*Extracted data entries*.

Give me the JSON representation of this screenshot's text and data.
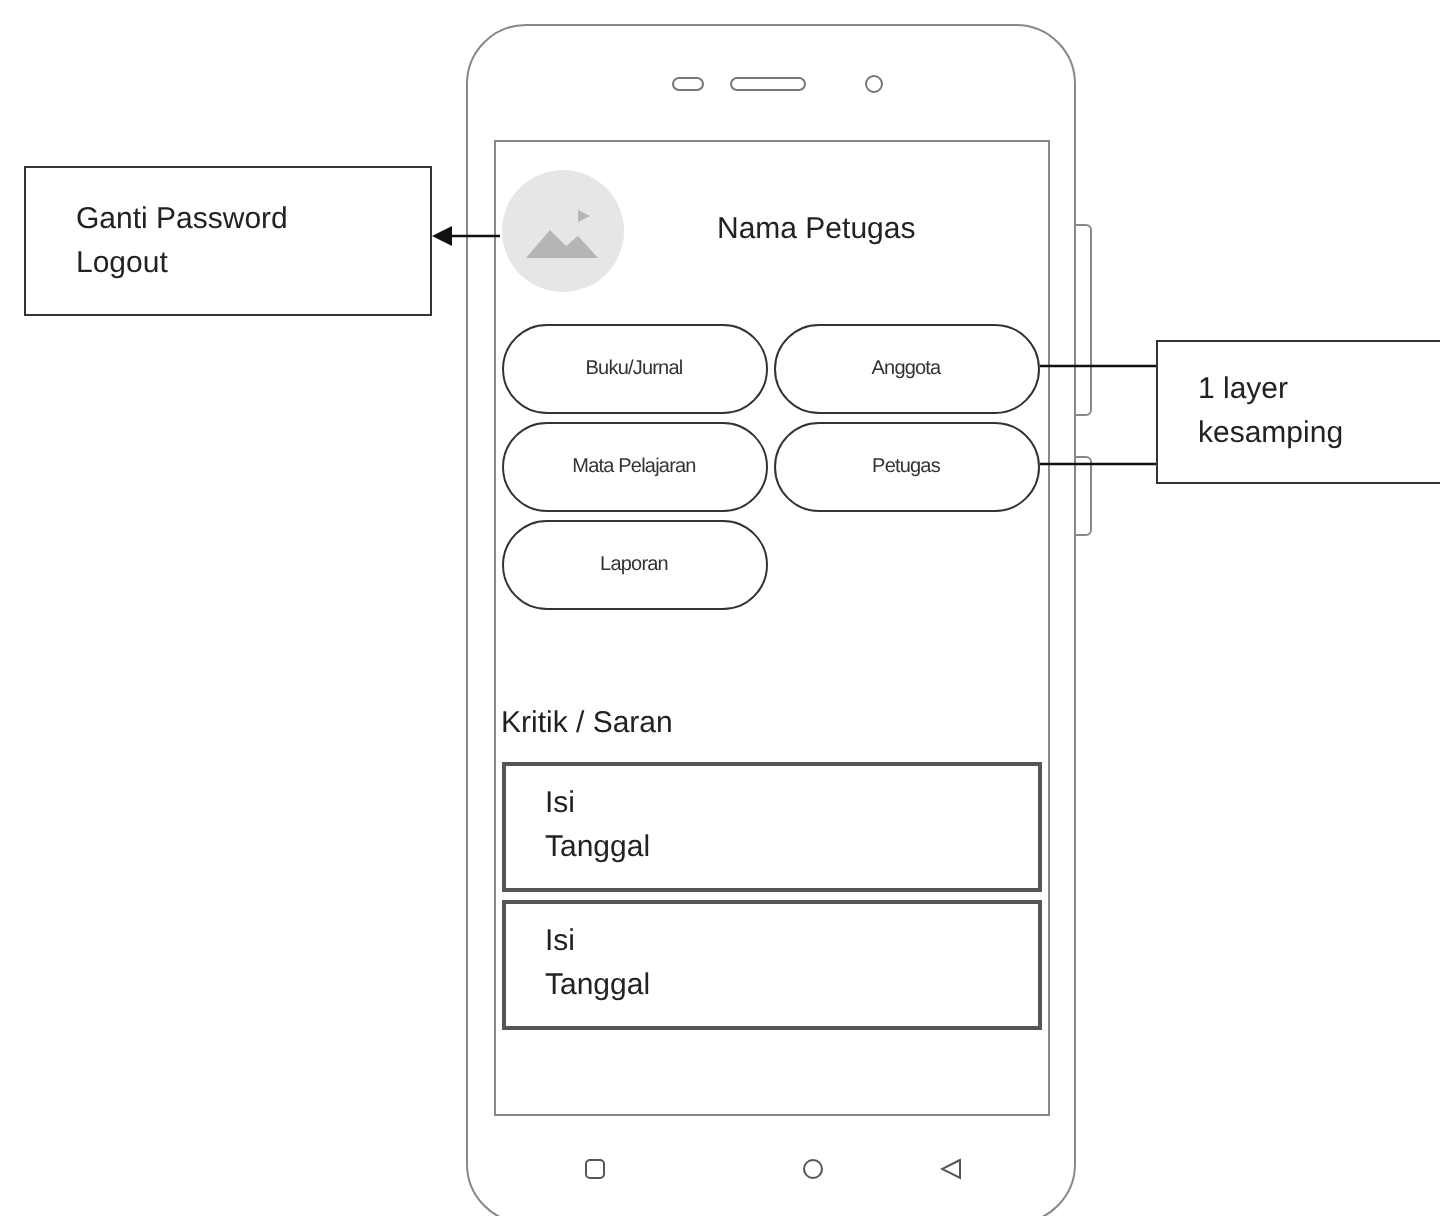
{
  "annotations": [
    {
      "lines": [
        "Ganti Password",
        "Logout"
      ]
    },
    {
      "lines": [
        "1 layer",
        "kesamping"
      ]
    }
  ],
  "profile": {
    "name": "Nama Petugas"
  },
  "menu_buttons": [
    {
      "label": "Buku/Jurnal"
    },
    {
      "label": "Anggota"
    },
    {
      "label": "Mata Pelajaran"
    },
    {
      "label": "Petugas"
    },
    {
      "label": "Laporan"
    }
  ],
  "feedback": {
    "title": "Kritik / Saran",
    "items": [
      {
        "content": "Isi",
        "date": "Tanggal"
      },
      {
        "content": "Isi",
        "date": "Tanggal"
      }
    ]
  }
}
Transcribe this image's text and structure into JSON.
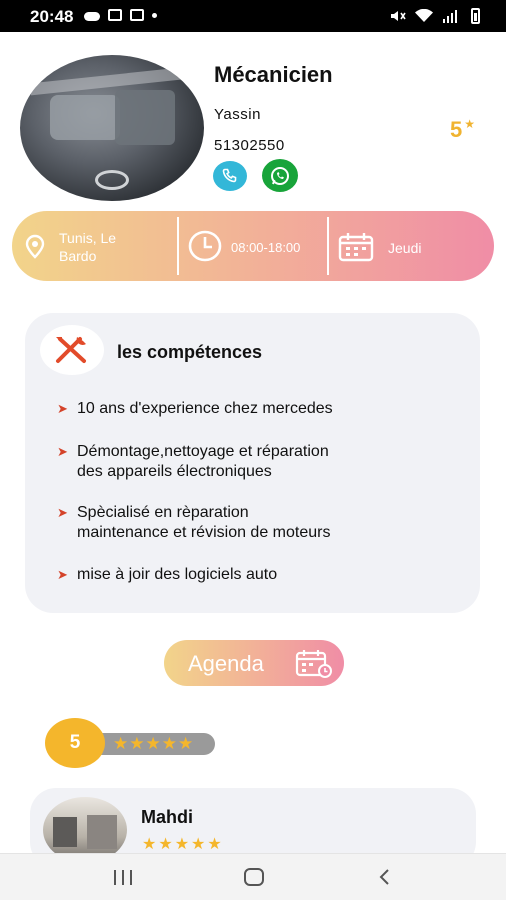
{
  "status_bar": {
    "time": "20:48"
  },
  "profile": {
    "title": "Mécanicien",
    "name": "Yassin",
    "phone": "51302550",
    "rating": "5",
    "rating_star": "★"
  },
  "info_bar": {
    "location": "Tunis, Le\nBardo",
    "hours": "08:00-18:00",
    "day": "Jeudi"
  },
  "skills": {
    "title": "les compétences",
    "items": [
      {
        "text": "10 ans d'experience chez mercedes"
      },
      {
        "text": "Démontage,nettoyage et réparation\ndes appareils électroniques"
      },
      {
        "text": "Spècialisé en rèparation\nmaintenance et révision de moteurs"
      },
      {
        "text": "mise à joir des logiciels auto"
      }
    ],
    "bullet": "➤"
  },
  "agenda": {
    "label": "Agenda"
  },
  "rating_summary": {
    "value": "5",
    "stars": "★★★★★"
  },
  "reviews": [
    {
      "name": "Mahdi",
      "stars": "★★★★★"
    }
  ],
  "colors": {
    "gradient_start": "#f2d48a",
    "gradient_end": "#f08da6",
    "star": "#f4b62c",
    "accent_arrow": "#d4432a",
    "phone": "#33b7d8",
    "whatsapp": "#18a43a"
  },
  "icons": {
    "phone": "phone-icon",
    "whatsapp": "whatsapp-icon",
    "location": "location-pin-icon",
    "clock": "clock-icon",
    "calendar": "calendar-icon",
    "tools": "tools-icon",
    "agenda": "calendar-clock-icon"
  }
}
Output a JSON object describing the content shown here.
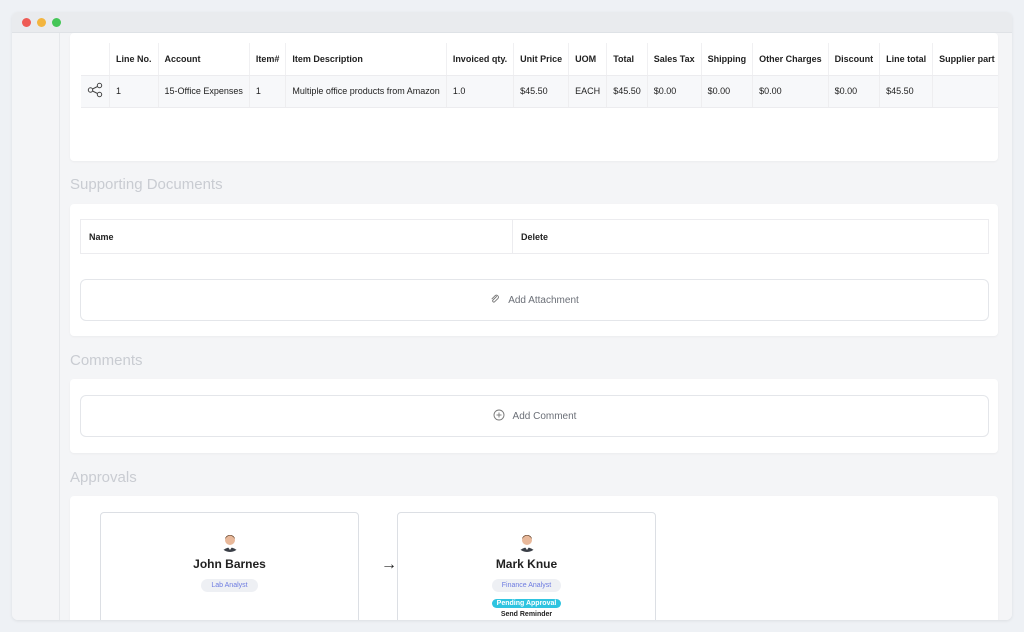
{
  "window": {
    "dots": [
      "#ee5b55",
      "#f3b53f",
      "#45c657"
    ]
  },
  "line_items": {
    "columns": [
      "",
      "Line No.",
      "Account",
      "Item#",
      "Item Description",
      "Invoiced qty.",
      "Unit Price",
      "UOM",
      "Total",
      "Sales Tax",
      "Shipping",
      "Other Charges",
      "Discount",
      "Line total",
      "Supplier part"
    ],
    "rows": [
      [
        "share-icon",
        "1",
        "15-Office Expenses",
        "1",
        "Multiple office products from Amazon",
        "1.0",
        "$45.50",
        "EACH",
        "$45.50",
        "$0.00",
        "$0.00",
        "$0.00",
        "$0.00",
        "$45.50",
        ""
      ]
    ]
  },
  "supporting_documents": {
    "title": "Supporting Documents",
    "columns": [
      "Name",
      "Delete"
    ],
    "add_label": "Add Attachment"
  },
  "comments": {
    "title": "Comments",
    "add_label": "Add Comment"
  },
  "approvals": {
    "title": "Approvals",
    "approvers": [
      {
        "name": "John Barnes",
        "role": "Lab Analyst"
      },
      {
        "name": "Mark Knue",
        "role": "Finance Analyst",
        "status": "Pending Approval",
        "action": "Send Reminder"
      }
    ],
    "arrow": "→"
  }
}
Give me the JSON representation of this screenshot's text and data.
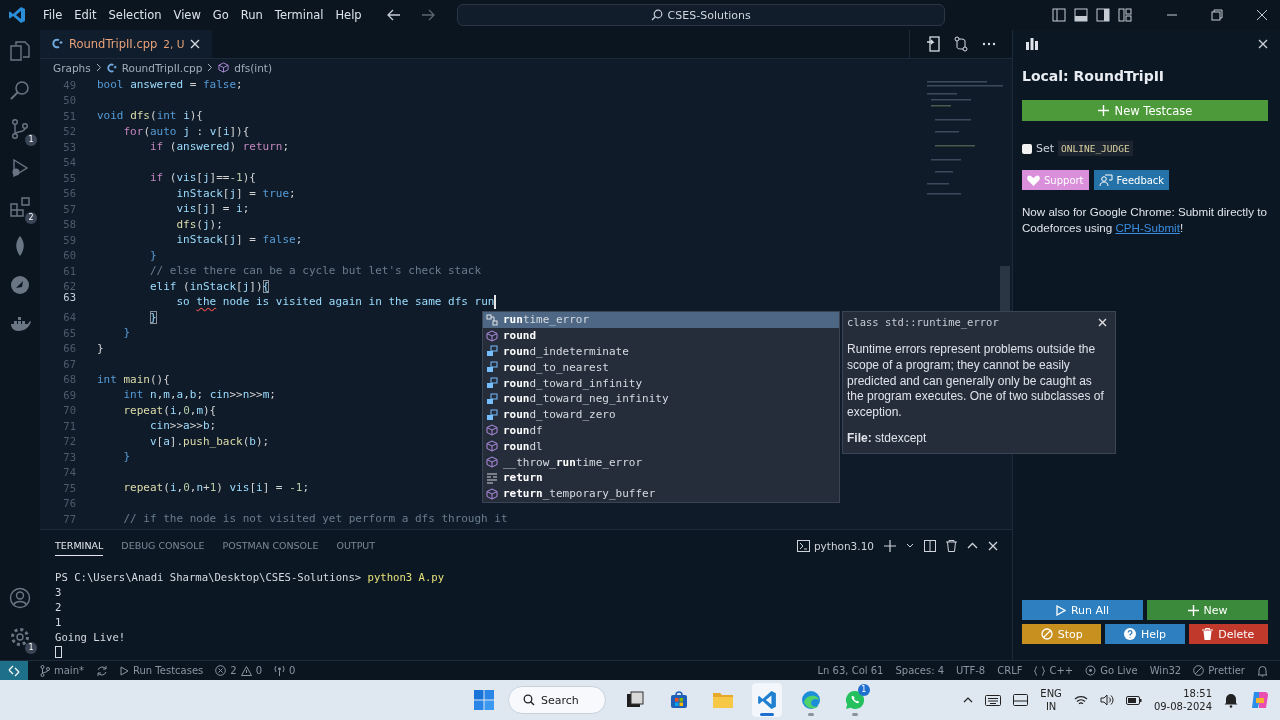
{
  "menu": [
    "File",
    "Edit",
    "Selection",
    "View",
    "Go",
    "Run",
    "Terminal",
    "Help"
  ],
  "command_center": "CSES-Solutions",
  "activity_bar": {
    "source_control_badge": "1",
    "extensions_badge": "2",
    "settings_badge": "1"
  },
  "editor_tab": {
    "title": "RoundTripII.cpp",
    "status": "2, U"
  },
  "breadcrumbs": [
    "Graphs",
    "RoundTripII.cpp",
    "dfs(int)"
  ],
  "code_lines": [
    {
      "number": "49",
      "active": false,
      "tokens": [
        {
          "text": "bool",
          "kind": "kw"
        },
        {
          "text": " answered",
          "kind": "var"
        },
        {
          "text": " = ",
          "kind": "p"
        },
        {
          "text": "false",
          "kind": "kw"
        },
        {
          "text": ";",
          "kind": "p"
        }
      ]
    },
    {
      "number": "50",
      "active": false
    },
    {
      "number": "51",
      "active": false,
      "tokens": [
        {
          "text": "void",
          "kind": "kw"
        },
        {
          "text": " dfs",
          "kind": "fn"
        },
        {
          "text": "(",
          "kind": "p"
        },
        {
          "text": "int",
          "kind": "kw"
        },
        {
          "text": " i",
          "kind": "var"
        },
        {
          "text": "){",
          "kind": "p"
        }
      ]
    },
    {
      "number": "52",
      "active": false,
      "tokens": [
        {
          "text": "    for",
          "kind": "ctl"
        },
        {
          "text": "(",
          "kind": "p"
        },
        {
          "text": "auto",
          "kind": "kw"
        },
        {
          "text": " j",
          "kind": "var"
        },
        {
          "text": " : ",
          "kind": "p"
        },
        {
          "text": "v",
          "kind": "var"
        },
        {
          "text": "[",
          "kind": "p"
        },
        {
          "text": "i",
          "kind": "var"
        },
        {
          "text": "]){",
          "kind": "p"
        }
      ]
    },
    {
      "number": "53",
      "active": false,
      "tokens": [
        {
          "text": "        if",
          "kind": "ctl"
        },
        {
          "text": " (",
          "kind": "p"
        },
        {
          "text": "answered",
          "kind": "var"
        },
        {
          "text": ") ",
          "kind": "p"
        },
        {
          "text": "return",
          "kind": "ctl"
        },
        {
          "text": ";",
          "kind": "p"
        }
      ]
    },
    {
      "number": "54",
      "active": false
    },
    {
      "number": "55",
      "active": false,
      "tokens": [
        {
          "text": "        if",
          "kind": "ctl"
        },
        {
          "text": " (",
          "kind": "p"
        },
        {
          "text": "vis",
          "kind": "var"
        },
        {
          "text": "[",
          "kind": "p"
        },
        {
          "text": "j",
          "kind": "var"
        },
        {
          "text": "]==",
          "kind": "p"
        },
        {
          "text": "-1",
          "kind": "num"
        },
        {
          "text": "){",
          "kind": "p"
        }
      ]
    },
    {
      "number": "56",
      "active": false,
      "tokens": [
        {
          "text": "            inStack",
          "kind": "var"
        },
        {
          "text": "[",
          "kind": "p"
        },
        {
          "text": "j",
          "kind": "var"
        },
        {
          "text": "] = ",
          "kind": "p"
        },
        {
          "text": "true",
          "kind": "kw"
        },
        {
          "text": ";",
          "kind": "p"
        }
      ]
    },
    {
      "number": "57",
      "active": false,
      "tokens": [
        {
          "text": "            vis",
          "kind": "var"
        },
        {
          "text": "[",
          "kind": "p"
        },
        {
          "text": "j",
          "kind": "var"
        },
        {
          "text": "] = ",
          "kind": "p"
        },
        {
          "text": "i",
          "kind": "var"
        },
        {
          "text": ";",
          "kind": "p"
        }
      ]
    },
    {
      "number": "58",
      "active": false,
      "tokens": [
        {
          "text": "            dfs",
          "kind": "fn"
        },
        {
          "text": "(",
          "kind": "p"
        },
        {
          "text": "j",
          "kind": "var"
        },
        {
          "text": ");",
          "kind": "p"
        }
      ]
    },
    {
      "number": "59",
      "active": false,
      "tokens": [
        {
          "text": "            inStack",
          "kind": "var"
        },
        {
          "text": "[",
          "kind": "p"
        },
        {
          "text": "j",
          "kind": "var"
        },
        {
          "text": "] = ",
          "kind": "p"
        },
        {
          "text": "false",
          "kind": "kw"
        },
        {
          "text": ";",
          "kind": "p"
        }
      ]
    },
    {
      "number": "60",
      "active": false,
      "tokens": [
        {
          "text": "        }",
          "kind": "br"
        }
      ]
    },
    {
      "number": "61",
      "active": false,
      "tokens": [
        {
          "text": "        // else there can be a cycle but let's check stack",
          "kind": "com"
        }
      ]
    },
    {
      "number": "62",
      "active": false,
      "tokens": [
        {
          "text": "        elif",
          "kind": "var"
        },
        {
          "text": " (",
          "kind": "p"
        },
        {
          "text": "inStack",
          "kind": "var"
        },
        {
          "text": "[",
          "kind": "p"
        },
        {
          "text": "j",
          "kind": "var"
        },
        {
          "text": "])",
          "kind": "p"
        },
        {
          "text": "{",
          "kind": "match"
        }
      ]
    },
    {
      "number": "63",
      "active": true,
      "tokens": [
        {
          "text": "            so ",
          "kind": "var"
        },
        {
          "text": "the",
          "kind": "err"
        },
        {
          "text": " node is visited again in the same dfs run",
          "kind": "var"
        }
      ]
    },
    {
      "number": "64",
      "active": false,
      "tokens": [
        {
          "text": "        }",
          "kind": "match"
        }
      ]
    },
    {
      "number": "65",
      "active": false,
      "tokens": [
        {
          "text": "    }",
          "kind": "br"
        }
      ]
    },
    {
      "number": "66",
      "active": false,
      "tokens": [
        {
          "text": "}",
          "kind": "p"
        }
      ]
    },
    {
      "number": "67",
      "active": false
    },
    {
      "number": "68",
      "active": false,
      "tokens": [
        {
          "text": "int",
          "kind": "kw"
        },
        {
          "text": " main",
          "kind": "fn"
        },
        {
          "text": "(){",
          "kind": "p"
        }
      ]
    },
    {
      "number": "69",
      "active": false,
      "tokens": [
        {
          "text": "    int",
          "kind": "kw"
        },
        {
          "text": " n",
          "kind": "var"
        },
        {
          "text": ",",
          "kind": "p"
        },
        {
          "text": "m",
          "kind": "var"
        },
        {
          "text": ",",
          "kind": "p"
        },
        {
          "text": "a",
          "kind": "var"
        },
        {
          "text": ",",
          "kind": "p"
        },
        {
          "text": "b",
          "kind": "var"
        },
        {
          "text": "; ",
          "kind": "p"
        },
        {
          "text": "cin",
          "kind": "var"
        },
        {
          "text": ">>",
          "kind": "p"
        },
        {
          "text": "n",
          "kind": "var"
        },
        {
          "text": ">>",
          "kind": "p"
        },
        {
          "text": "m",
          "kind": "var"
        },
        {
          "text": ";",
          "kind": "p"
        }
      ]
    },
    {
      "number": "70",
      "active": false,
      "tokens": [
        {
          "text": "    repeat",
          "kind": "fn"
        },
        {
          "text": "(",
          "kind": "p"
        },
        {
          "text": "i",
          "kind": "var"
        },
        {
          "text": ",",
          "kind": "p"
        },
        {
          "text": "0",
          "kind": "num"
        },
        {
          "text": ",",
          "kind": "p"
        },
        {
          "text": "m",
          "kind": "var"
        },
        {
          "text": "){",
          "kind": "p"
        }
      ]
    },
    {
      "number": "71",
      "active": false,
      "tokens": [
        {
          "text": "        cin",
          "kind": "var"
        },
        {
          "text": ">>",
          "kind": "p"
        },
        {
          "text": "a",
          "kind": "var"
        },
        {
          "text": ">>",
          "kind": "p"
        },
        {
          "text": "b",
          "kind": "var"
        },
        {
          "text": ";",
          "kind": "p"
        }
      ]
    },
    {
      "number": "72",
      "active": false,
      "tokens": [
        {
          "text": "        v",
          "kind": "var"
        },
        {
          "text": "[",
          "kind": "p"
        },
        {
          "text": "a",
          "kind": "var"
        },
        {
          "text": "].",
          "kind": "p"
        },
        {
          "text": "push_back",
          "kind": "fn"
        },
        {
          "text": "(",
          "kind": "p"
        },
        {
          "text": "b",
          "kind": "var"
        },
        {
          "text": ");",
          "kind": "p"
        }
      ]
    },
    {
      "number": "73",
      "active": false,
      "tokens": [
        {
          "text": "    }",
          "kind": "br"
        }
      ]
    },
    {
      "number": "74",
      "active": false
    },
    {
      "number": "75",
      "active": false,
      "tokens": [
        {
          "text": "    repeat",
          "kind": "fn"
        },
        {
          "text": "(",
          "kind": "p"
        },
        {
          "text": "i",
          "kind": "var"
        },
        {
          "text": ",",
          "kind": "p"
        },
        {
          "text": "0",
          "kind": "num"
        },
        {
          "text": ",",
          "kind": "p"
        },
        {
          "text": "n",
          "kind": "var"
        },
        {
          "text": "+",
          "kind": "p"
        },
        {
          "text": "1",
          "kind": "num"
        },
        {
          "text": ") ",
          "kind": "p"
        },
        {
          "text": "vis",
          "kind": "var"
        },
        {
          "text": "[",
          "kind": "p"
        },
        {
          "text": "i",
          "kind": "var"
        },
        {
          "text": "] = ",
          "kind": "p"
        },
        {
          "text": "-1",
          "kind": "num"
        },
        {
          "text": ";",
          "kind": "p"
        }
      ]
    },
    {
      "number": "76",
      "active": false
    },
    {
      "number": "77",
      "active": false,
      "tokens": [
        {
          "text": "    // if the node is not visited yet perform a dfs through it",
          "kind": "com"
        }
      ]
    }
  ],
  "suggestions": [
    {
      "kind": "class",
      "label": "**run**time_error",
      "selected": true
    },
    {
      "kind": "function",
      "label": "**round**",
      "selected": false
    },
    {
      "kind": "enum",
      "label": "**roun**d_indeterminate",
      "selected": false
    },
    {
      "kind": "enum",
      "label": "**roun**d_to_nearest",
      "selected": false
    },
    {
      "kind": "enum",
      "label": "**roun**d_toward_infinity",
      "selected": false
    },
    {
      "kind": "enum",
      "label": "**roun**d_toward_neg_infinity",
      "selected": false
    },
    {
      "kind": "enum",
      "label": "**roun**d_toward_zero",
      "selected": false
    },
    {
      "kind": "function",
      "label": "**roun**df",
      "selected": false
    },
    {
      "kind": "function",
      "label": "**roun**dl",
      "selected": false
    },
    {
      "kind": "function",
      "label": "__throw_**run**time_error",
      "selected": false
    },
    {
      "kind": "keyword",
      "label": "**return**",
      "selected": false
    },
    {
      "kind": "function",
      "label": "**return**_temporary_buffer",
      "selected": false
    }
  ],
  "suggestion_details": {
    "signature": "class std::runtime_error",
    "description": "Runtime errors represent problems outside the scope of a program; they cannot be easily predicted and can generally only be caught as the program executes. One of two subclasses of exception.",
    "file": "**File:** stdexcept"
  },
  "panel": {
    "tabs": [
      {
        "label": "TERMINAL",
        "selected": true
      },
      {
        "label": "DEBUG CONSOLE",
        "selected": false
      },
      {
        "label": "POSTMAN CONSOLE",
        "selected": false
      },
      {
        "label": "OUTPUT",
        "selected": false
      }
    ],
    "shell": "python3.10",
    "prompt": "PS C:\\Users\\Anadi Sharma\\Desktop\\CSES-Solutions>",
    "command": "python3 A.py",
    "output": [
      "3",
      "2",
      "1",
      "Going Live!"
    ]
  },
  "cph": {
    "title": "Local: RoundTripII",
    "new_testcase": "New Testcase",
    "online_judge": {
      "label": "Set",
      "code": "ONLINE_JUDGE",
      "checked": false
    },
    "links": [
      {
        "kind": "heart",
        "label": "Support",
        "color": "#d98fd9"
      },
      {
        "kind": "feedback",
        "label": "Feedback",
        "color": "#2472a8"
      }
    ],
    "notice": "Now also for Google Chrome: Submit directly to Codeforces using",
    "notice_link": "CPH-Submit",
    "notice_end": "!",
    "buttons": [
      {
        "kind": "play",
        "label": "Run All",
        "color": "#2e7fbf"
      },
      {
        "kind": "plus",
        "label": "New",
        "color": "#3b8a3b"
      },
      {
        "kind": "stop",
        "label": "Stop",
        "color": "#c8901f"
      },
      {
        "kind": "help",
        "label": "Help",
        "color": "#2e7fbf"
      },
      {
        "kind": "trash",
        "label": "Delete",
        "color": "#c0392b"
      }
    ]
  },
  "status_bar": {
    "branch": "main*",
    "run_testcases": "Run Testcases",
    "errors": "2",
    "warnings": "0",
    "ports": "0",
    "position": "Ln 63, Col 61",
    "spaces": "Spaces: 4",
    "encoding": "UTF-8",
    "eol": "CRLF",
    "language": "C++",
    "go_live": "Go Live",
    "platform": "Win32",
    "formatter": "Prettier"
  },
  "taskbar": {
    "search": "Search",
    "apps": [
      {
        "kind": "task-view",
        "selected": false,
        "running": false
      },
      {
        "kind": "store",
        "selected": false,
        "running": false
      },
      {
        "kind": "folder",
        "selected": false,
        "running": false
      },
      {
        "kind": "editor",
        "selected": true,
        "running": true
      },
      {
        "kind": "browser",
        "selected": false,
        "running": true
      },
      {
        "kind": "chat",
        "selected": false,
        "running": true,
        "badge": "1"
      }
    ],
    "language": "ENG",
    "region": "IN",
    "time": "18:51",
    "date": "09-08-2024"
  }
}
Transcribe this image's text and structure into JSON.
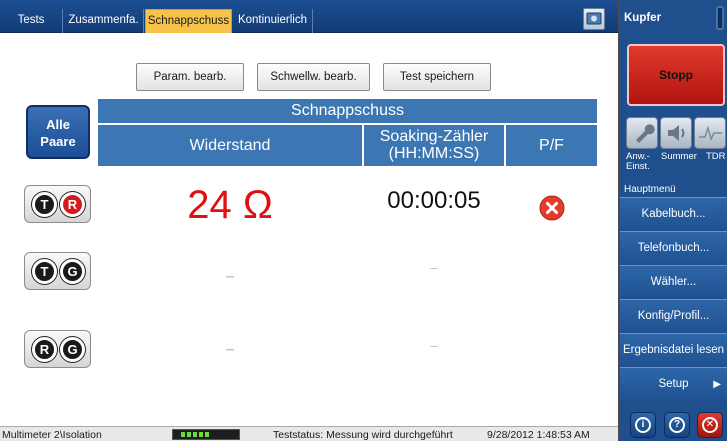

*WHAT YOU WILL DO*. Gather every line from the listing above in which the word "calendar" appears.

*ANSWER TO THE EXERCISE*.
    "calendar": "calendar-icon",
    "agenda": "calendar-clock-icon"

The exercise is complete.